▶ _Selected passage_
BEGIN

For many people working in HIV prevention, an 80% effectiveness rate may be lower than you thought or have previously told clients and patients. However, it is important to consider the limitations of this analysis when interpreting its results. There are three reasons why this analysis may make condoms look less effective than they can be: 

Incorrect use. The couples who said they always used condoms may not have been using condoms correctly. This would have increased their risk of HIV transmission and reduced condom effectiveness.

Inconsistent use. The couples who said they always used condoms, in reality, may not always use them! Some of the couples may have had trouble remembering how often they used condoms or felt uncomfortable saying that they did not use condoms. This would have increased their risk of HIV transmission and made condoms appear less effective.

END

▶ _What to work on_
• A. Answer these questions from the condom effectiveness passage:
(i) What effectiveness rate does it give?
(ii) How many reasons does it say may make condoms look less effective than they can be?
(iii) What heading does it give the reason that comes after "Incorrect use"?
• B. Using the condom effectiveness passage, please explain why couples who said they always used condoms might not actually have done so.
• C. Carry the condom effectiveness passage forward from its last sentence.

[Page layout parsing data]
BEGIN

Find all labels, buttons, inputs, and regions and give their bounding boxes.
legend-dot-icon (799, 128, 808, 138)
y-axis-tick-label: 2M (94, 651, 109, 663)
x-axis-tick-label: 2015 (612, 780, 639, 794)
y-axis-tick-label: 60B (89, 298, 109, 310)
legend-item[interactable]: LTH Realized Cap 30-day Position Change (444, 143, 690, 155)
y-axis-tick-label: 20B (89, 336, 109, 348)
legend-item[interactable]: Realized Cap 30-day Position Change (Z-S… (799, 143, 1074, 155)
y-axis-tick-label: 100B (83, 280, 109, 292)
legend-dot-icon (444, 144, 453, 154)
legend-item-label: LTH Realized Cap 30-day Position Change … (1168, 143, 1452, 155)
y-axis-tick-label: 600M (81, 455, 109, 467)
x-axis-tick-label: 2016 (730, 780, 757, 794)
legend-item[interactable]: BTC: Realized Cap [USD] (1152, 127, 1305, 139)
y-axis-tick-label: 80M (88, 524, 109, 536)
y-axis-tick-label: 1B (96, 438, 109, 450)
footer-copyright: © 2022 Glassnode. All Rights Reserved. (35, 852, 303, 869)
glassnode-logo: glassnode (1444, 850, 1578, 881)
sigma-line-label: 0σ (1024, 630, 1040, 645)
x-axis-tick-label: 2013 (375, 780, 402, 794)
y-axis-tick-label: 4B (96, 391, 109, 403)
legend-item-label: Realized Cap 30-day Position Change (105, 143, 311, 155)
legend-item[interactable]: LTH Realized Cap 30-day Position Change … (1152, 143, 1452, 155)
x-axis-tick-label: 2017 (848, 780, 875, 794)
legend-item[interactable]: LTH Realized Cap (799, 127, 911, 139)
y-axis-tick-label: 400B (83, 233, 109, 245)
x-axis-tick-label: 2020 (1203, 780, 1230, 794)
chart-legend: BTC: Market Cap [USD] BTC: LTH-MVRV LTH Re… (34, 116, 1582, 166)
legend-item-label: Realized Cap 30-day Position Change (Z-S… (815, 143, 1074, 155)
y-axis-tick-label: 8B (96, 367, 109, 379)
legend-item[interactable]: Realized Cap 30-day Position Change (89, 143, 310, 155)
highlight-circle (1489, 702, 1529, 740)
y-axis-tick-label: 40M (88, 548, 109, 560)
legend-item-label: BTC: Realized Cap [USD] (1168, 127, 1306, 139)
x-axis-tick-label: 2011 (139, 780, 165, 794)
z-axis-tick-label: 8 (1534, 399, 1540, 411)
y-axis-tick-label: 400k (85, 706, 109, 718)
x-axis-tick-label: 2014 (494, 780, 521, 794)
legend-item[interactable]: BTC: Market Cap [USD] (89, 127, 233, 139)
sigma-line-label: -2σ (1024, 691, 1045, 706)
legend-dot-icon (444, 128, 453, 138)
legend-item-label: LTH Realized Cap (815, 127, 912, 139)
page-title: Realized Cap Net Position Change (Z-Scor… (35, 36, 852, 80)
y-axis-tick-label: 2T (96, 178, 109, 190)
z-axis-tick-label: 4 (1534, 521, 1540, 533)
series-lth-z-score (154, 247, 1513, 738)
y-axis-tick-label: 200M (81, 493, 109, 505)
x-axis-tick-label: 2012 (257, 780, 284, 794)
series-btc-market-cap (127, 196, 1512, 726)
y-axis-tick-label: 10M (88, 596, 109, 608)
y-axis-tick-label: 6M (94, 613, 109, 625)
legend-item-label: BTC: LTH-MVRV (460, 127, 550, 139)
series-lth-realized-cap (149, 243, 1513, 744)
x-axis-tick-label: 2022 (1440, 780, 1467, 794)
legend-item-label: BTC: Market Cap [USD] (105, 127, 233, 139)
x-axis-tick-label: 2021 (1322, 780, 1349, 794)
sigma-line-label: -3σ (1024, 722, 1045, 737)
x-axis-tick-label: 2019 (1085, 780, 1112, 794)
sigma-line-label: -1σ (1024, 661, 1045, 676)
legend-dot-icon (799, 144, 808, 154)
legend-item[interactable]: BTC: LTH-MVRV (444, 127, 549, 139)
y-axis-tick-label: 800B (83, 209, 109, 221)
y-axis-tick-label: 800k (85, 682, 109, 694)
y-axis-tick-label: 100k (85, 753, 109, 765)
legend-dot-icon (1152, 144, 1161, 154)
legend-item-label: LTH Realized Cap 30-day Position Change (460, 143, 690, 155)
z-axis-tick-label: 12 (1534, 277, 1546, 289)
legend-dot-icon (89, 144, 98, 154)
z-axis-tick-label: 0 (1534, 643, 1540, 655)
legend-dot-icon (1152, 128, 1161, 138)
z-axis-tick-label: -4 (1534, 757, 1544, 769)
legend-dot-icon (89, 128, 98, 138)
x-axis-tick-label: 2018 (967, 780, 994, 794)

END

▶ _List of answers_
• A.
(i) 80%
(ii) Three
(iii) Inconsistent use

• B. Some of the couples may have had trouble remembering how often they used condoms. Others may have felt uncomfortable saying that they did not use them.

• C.
Differences in behaviour. The risk-taking behaviours of the couples who said that they always used condoms may have been different from those couples who said they never use condoms. For example, couples who reported always using condoms may have engaged in behaviours that increased their risk of HIV transmission, such as having sex more often or engaging in higher-risk types of sex. If this was the case, these behaviours would have increased their risk of HIV transmission, making condoms appear to be less effective. It’s also possible that people who reported never using condoms may have engaged in behaviours that put them at lower risk of HIV transmission, such as having sex less often or only engaging in lower-risk types of sex (such as oral sex). If this was the case, this would make it appear as though there was less of a difference in HIV transmission rate between the two groups and make condoms appear less effective.

Given these limitations, the estimate of 80% likely does not reflect how effective condoms can be in preventing heterosexual HIV transmission. If used consistently and correctly, condom effectiveness is likely much higher.

Is the same true for men who have sex with men?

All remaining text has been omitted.